Le premier ministre Justin Trudeau donnera le coup d’envoi dimanche à Halifax d’une retraite de trois jours du cabinet, dont les thèmes seront l’équité et les relations canado-américaines, mais où les sentiments seront toujours ceux du déjà-vu.
Il y a un an, à Charlottetown, le cabinet espérait que sa retraite annuelle d’après-été et le remaniement ministériel massif qui l’avait précédé donneraient un nouveau souffle au gouvernement libéral.
Alerte spoiler : ils ne l’ont pas fait.
Trudeau et son équipe sont tellement loin derrière les conservateurs dans les sondages que s’ils étaient sur la bonne voie, ils auraient déjà été dépassés, et comme les prochaines élections auront lieu dans un an au plus, la piste de redressement se raccourcit de jour en jour.
Les taux d’intérêt ont commencé à baisser. L’inflation est revenue à la normale. La croissance des salaires a été forte.
Mais les coûts et la disponibilité du logement demeurent extrêmement difficiles, les prix des denrées alimentaires sont toujours élevés et les libéraux n’ont pas été en mesure de contrer le message du chef conservateur Pierre Poilievre selon lequel la vie est devenue plus chère et plus dangereuse sous la direction de Trudeau.

Entrées des éléments de mise en page
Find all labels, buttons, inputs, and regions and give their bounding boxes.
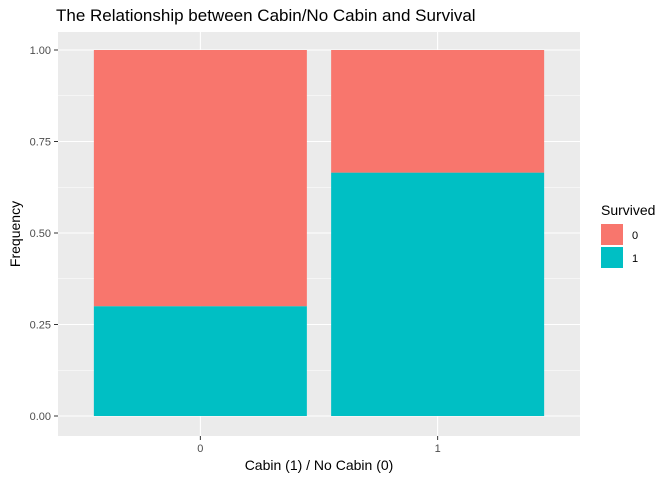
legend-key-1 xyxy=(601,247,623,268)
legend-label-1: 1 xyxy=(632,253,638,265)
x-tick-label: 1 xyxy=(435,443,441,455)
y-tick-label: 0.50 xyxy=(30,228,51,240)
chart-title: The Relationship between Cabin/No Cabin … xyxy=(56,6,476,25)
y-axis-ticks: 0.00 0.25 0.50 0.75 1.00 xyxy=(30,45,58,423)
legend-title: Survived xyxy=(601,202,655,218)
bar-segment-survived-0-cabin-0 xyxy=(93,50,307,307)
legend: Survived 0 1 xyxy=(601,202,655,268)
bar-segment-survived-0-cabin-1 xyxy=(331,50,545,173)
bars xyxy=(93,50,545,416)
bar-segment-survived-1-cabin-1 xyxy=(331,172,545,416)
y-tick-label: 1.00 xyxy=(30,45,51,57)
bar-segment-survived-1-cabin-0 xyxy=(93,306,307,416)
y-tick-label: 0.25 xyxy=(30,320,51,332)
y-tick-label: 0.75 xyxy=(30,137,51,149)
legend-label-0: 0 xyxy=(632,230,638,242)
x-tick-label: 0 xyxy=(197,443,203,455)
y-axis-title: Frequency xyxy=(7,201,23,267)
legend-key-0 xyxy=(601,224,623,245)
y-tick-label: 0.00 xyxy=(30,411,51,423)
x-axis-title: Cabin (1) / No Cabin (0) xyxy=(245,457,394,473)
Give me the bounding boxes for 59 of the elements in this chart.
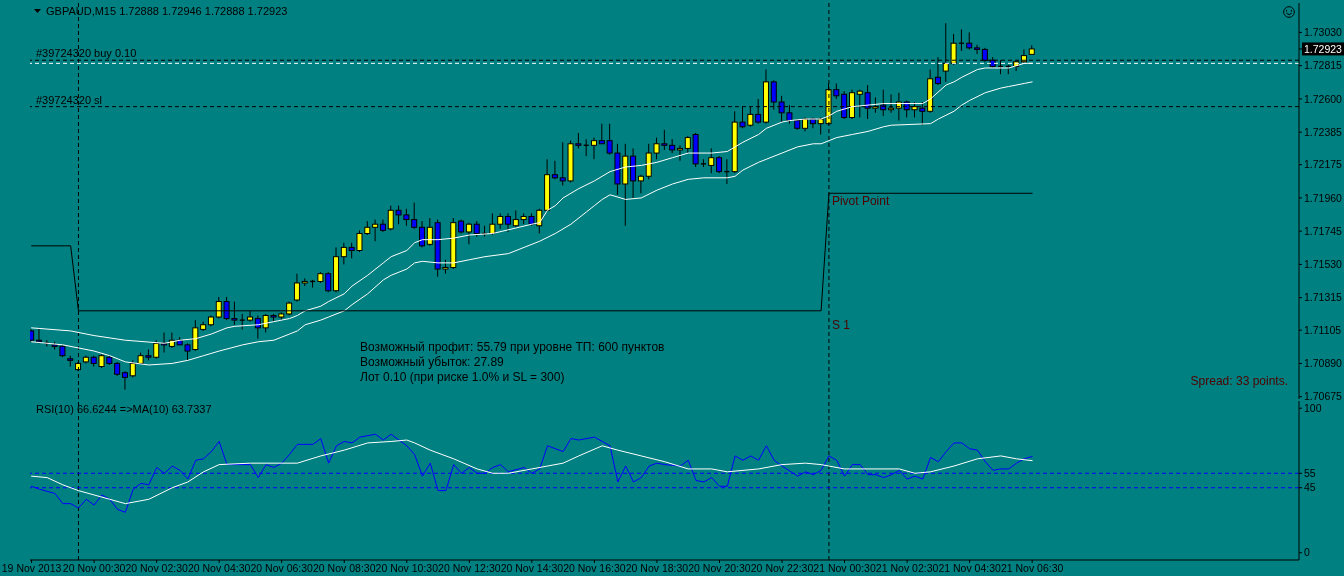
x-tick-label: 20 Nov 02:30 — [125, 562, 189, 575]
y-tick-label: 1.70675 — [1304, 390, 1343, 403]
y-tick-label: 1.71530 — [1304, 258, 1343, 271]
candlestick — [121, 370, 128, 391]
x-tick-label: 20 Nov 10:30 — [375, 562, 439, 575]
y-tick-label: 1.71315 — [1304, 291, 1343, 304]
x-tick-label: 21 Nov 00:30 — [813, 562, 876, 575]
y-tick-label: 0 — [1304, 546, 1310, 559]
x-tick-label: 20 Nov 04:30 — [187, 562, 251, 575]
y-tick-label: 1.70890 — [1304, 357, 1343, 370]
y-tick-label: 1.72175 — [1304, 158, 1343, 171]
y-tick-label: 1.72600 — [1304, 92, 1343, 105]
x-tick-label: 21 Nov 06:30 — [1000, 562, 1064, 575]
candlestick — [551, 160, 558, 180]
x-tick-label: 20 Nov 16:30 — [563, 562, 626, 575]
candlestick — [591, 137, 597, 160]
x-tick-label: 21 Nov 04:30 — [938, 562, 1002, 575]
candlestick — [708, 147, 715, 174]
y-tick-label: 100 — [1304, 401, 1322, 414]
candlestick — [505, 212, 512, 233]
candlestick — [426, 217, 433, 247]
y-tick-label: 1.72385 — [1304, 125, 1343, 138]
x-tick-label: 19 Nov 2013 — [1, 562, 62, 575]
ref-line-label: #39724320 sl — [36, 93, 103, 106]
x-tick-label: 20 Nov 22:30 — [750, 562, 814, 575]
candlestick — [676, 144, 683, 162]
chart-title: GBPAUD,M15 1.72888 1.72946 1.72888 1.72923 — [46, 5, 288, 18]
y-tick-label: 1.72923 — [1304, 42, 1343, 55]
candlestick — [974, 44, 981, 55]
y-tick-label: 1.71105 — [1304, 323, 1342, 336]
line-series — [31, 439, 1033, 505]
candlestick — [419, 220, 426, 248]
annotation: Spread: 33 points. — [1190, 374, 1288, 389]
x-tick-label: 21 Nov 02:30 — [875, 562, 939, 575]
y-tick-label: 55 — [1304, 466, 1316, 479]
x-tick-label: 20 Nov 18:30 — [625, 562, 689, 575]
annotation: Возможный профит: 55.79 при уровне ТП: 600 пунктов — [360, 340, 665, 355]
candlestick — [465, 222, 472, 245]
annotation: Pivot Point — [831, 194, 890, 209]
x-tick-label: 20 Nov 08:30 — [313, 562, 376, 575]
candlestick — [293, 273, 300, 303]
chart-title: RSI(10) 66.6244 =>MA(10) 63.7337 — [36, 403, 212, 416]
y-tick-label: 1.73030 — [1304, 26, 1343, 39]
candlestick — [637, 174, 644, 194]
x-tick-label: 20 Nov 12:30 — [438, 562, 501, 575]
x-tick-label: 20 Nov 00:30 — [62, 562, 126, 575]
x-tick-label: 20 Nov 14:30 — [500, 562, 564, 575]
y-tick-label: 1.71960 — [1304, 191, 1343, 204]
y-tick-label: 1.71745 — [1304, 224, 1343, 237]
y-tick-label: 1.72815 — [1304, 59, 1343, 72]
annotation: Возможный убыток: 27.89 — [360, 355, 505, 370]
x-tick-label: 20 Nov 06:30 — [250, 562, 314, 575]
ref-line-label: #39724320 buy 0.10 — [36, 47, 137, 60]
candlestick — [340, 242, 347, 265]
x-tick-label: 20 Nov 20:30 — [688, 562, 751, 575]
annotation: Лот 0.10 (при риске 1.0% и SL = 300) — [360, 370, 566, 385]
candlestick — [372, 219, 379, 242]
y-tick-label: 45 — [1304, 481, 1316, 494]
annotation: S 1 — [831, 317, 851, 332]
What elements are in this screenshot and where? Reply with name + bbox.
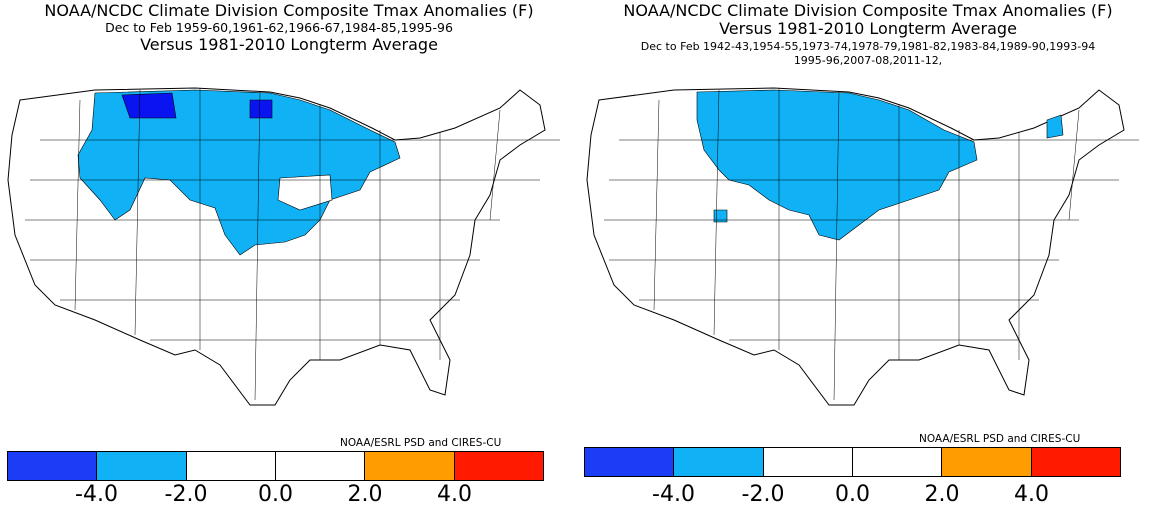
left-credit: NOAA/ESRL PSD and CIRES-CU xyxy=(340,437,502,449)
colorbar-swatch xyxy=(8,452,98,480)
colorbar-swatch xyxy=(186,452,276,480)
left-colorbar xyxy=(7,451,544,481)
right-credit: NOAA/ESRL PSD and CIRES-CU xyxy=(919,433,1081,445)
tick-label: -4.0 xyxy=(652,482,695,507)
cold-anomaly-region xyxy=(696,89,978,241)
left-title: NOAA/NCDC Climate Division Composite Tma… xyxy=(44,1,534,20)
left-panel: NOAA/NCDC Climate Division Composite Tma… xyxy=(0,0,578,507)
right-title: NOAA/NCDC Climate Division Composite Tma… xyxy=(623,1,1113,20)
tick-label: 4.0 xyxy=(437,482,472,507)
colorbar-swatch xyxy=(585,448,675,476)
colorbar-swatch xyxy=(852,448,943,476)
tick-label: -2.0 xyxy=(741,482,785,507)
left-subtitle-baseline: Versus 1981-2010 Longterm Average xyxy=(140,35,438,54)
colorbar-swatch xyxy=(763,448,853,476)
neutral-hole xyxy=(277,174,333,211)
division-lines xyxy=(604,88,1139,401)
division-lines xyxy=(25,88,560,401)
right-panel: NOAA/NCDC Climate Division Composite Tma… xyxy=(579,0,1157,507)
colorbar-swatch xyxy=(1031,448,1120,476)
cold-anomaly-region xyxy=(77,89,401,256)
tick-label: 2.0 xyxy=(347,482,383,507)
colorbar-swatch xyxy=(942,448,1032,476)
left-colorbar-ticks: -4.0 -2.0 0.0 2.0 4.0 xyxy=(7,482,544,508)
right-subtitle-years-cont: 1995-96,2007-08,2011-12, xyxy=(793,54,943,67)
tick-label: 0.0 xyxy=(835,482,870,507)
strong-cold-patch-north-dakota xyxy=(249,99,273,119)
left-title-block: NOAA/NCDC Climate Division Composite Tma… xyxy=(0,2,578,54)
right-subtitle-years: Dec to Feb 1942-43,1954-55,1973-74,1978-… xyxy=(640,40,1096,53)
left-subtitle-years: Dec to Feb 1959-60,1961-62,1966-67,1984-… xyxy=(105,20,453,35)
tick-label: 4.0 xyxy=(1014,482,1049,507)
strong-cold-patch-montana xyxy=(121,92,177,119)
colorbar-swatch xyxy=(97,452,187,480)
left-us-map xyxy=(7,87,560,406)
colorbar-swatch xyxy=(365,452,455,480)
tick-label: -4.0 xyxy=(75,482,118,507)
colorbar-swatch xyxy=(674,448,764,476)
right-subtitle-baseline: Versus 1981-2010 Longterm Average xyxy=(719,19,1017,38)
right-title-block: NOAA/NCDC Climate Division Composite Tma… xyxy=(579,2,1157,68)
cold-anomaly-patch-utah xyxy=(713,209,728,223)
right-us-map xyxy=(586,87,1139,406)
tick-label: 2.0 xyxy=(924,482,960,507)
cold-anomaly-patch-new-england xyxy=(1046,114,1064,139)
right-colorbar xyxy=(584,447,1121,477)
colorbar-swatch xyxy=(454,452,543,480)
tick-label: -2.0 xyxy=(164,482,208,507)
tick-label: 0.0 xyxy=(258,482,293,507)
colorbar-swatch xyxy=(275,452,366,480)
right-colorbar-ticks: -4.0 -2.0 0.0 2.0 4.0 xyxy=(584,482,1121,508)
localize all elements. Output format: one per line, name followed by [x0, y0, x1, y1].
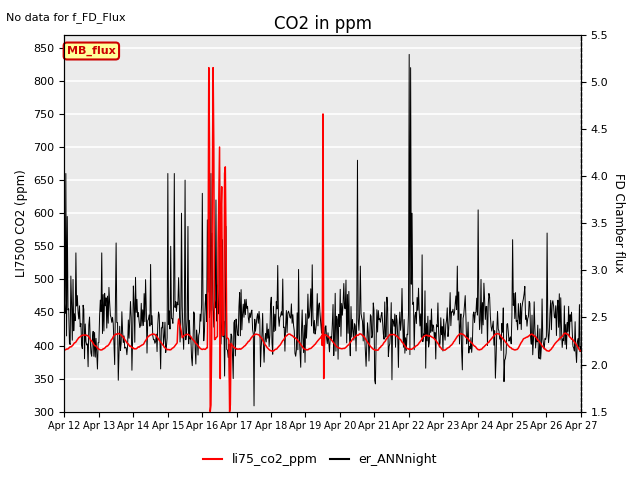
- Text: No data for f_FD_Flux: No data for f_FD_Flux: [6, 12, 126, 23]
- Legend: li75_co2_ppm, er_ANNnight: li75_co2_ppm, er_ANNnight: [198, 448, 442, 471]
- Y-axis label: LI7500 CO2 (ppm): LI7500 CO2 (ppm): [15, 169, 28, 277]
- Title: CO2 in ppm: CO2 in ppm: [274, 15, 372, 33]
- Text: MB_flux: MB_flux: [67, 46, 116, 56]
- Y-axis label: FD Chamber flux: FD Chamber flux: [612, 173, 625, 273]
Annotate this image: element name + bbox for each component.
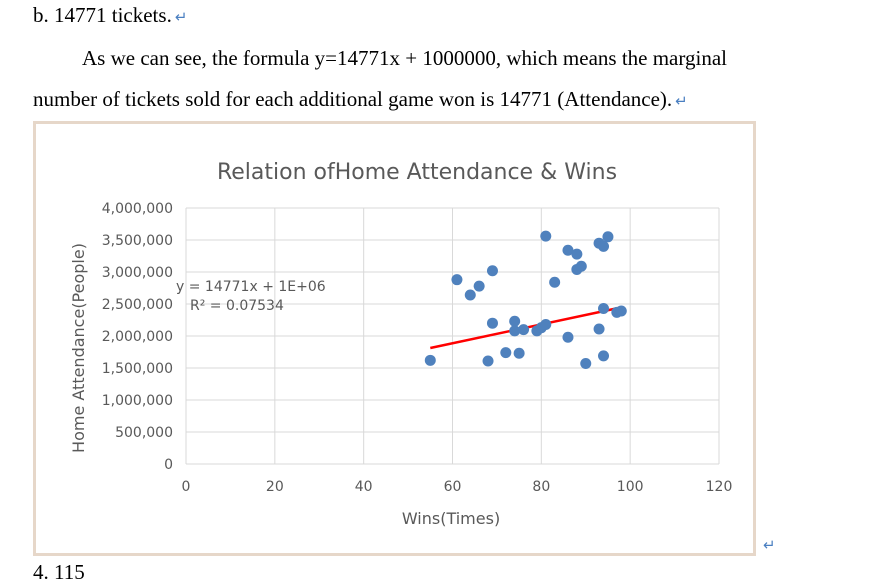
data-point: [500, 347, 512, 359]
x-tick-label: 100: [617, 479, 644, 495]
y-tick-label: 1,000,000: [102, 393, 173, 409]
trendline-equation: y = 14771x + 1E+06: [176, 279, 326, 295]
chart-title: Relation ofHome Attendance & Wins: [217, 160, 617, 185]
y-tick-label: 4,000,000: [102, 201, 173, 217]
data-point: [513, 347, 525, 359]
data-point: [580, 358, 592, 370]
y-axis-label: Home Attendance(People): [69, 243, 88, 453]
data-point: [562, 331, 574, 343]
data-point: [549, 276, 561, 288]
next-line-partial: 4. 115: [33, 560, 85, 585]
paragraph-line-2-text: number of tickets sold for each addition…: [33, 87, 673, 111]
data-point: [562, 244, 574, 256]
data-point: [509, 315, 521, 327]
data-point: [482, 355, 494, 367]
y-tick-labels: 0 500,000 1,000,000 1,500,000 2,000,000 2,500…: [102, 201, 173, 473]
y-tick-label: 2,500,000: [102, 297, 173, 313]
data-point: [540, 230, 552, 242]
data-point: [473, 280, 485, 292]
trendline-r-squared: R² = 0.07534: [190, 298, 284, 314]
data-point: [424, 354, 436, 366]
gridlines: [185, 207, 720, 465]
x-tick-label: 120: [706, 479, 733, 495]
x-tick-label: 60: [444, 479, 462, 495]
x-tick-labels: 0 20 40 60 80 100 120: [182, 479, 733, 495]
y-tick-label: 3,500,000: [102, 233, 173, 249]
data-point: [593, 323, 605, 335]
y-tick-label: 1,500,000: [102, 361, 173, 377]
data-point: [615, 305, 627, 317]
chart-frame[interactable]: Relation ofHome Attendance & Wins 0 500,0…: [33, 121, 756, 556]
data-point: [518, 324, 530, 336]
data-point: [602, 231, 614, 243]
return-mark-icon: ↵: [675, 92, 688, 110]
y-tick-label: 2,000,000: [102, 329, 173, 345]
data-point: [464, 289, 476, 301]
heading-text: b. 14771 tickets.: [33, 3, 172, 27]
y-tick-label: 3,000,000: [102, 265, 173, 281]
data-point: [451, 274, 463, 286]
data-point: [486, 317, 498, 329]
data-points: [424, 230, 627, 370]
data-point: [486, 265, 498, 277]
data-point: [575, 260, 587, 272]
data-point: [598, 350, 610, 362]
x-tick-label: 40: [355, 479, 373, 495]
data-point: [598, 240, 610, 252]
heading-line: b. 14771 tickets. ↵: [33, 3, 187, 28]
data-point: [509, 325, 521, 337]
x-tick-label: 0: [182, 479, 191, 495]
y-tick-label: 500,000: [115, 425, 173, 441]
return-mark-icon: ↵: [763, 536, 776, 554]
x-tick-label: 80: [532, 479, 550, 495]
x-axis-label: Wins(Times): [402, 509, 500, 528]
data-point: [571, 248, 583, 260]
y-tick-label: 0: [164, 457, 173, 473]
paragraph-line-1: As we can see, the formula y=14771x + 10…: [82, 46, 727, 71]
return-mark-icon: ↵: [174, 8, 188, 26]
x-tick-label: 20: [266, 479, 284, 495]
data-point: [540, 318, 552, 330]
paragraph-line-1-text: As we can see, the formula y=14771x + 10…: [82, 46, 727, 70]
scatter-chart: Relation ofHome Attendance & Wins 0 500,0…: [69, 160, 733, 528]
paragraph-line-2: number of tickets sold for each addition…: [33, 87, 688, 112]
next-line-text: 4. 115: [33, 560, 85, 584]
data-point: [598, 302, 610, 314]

» Consignes:
#1 Traduisez en anglais cette phrase du texte sur la retraite du cabinet : « Il y a un an, à Charlottetown, le cabinet espérait que sa retraite annuelle d’après-été et le remaniement ministériel massif qui l’avait précédé donneraient un nouveau souffle au gouvernement libéral. »
#2 Dans le texte sur la retraite du cabinet, relevez toutes les évolutions économiques présentées comme favorables.
Les enregistrements forment un matériau distinct du texte.

» Corrigé:
#1 A year ago, in Charlottetown, the cabinet hoped that its annual post-summer retreat and the massive cabinet shuffle that had preceded it would breathe new life into the Liberal government.

#2
- Les taux d’intérêt ont commencé à baisser.
- L’inflation est revenue à la normale.
- La croissance des salaires a été forte.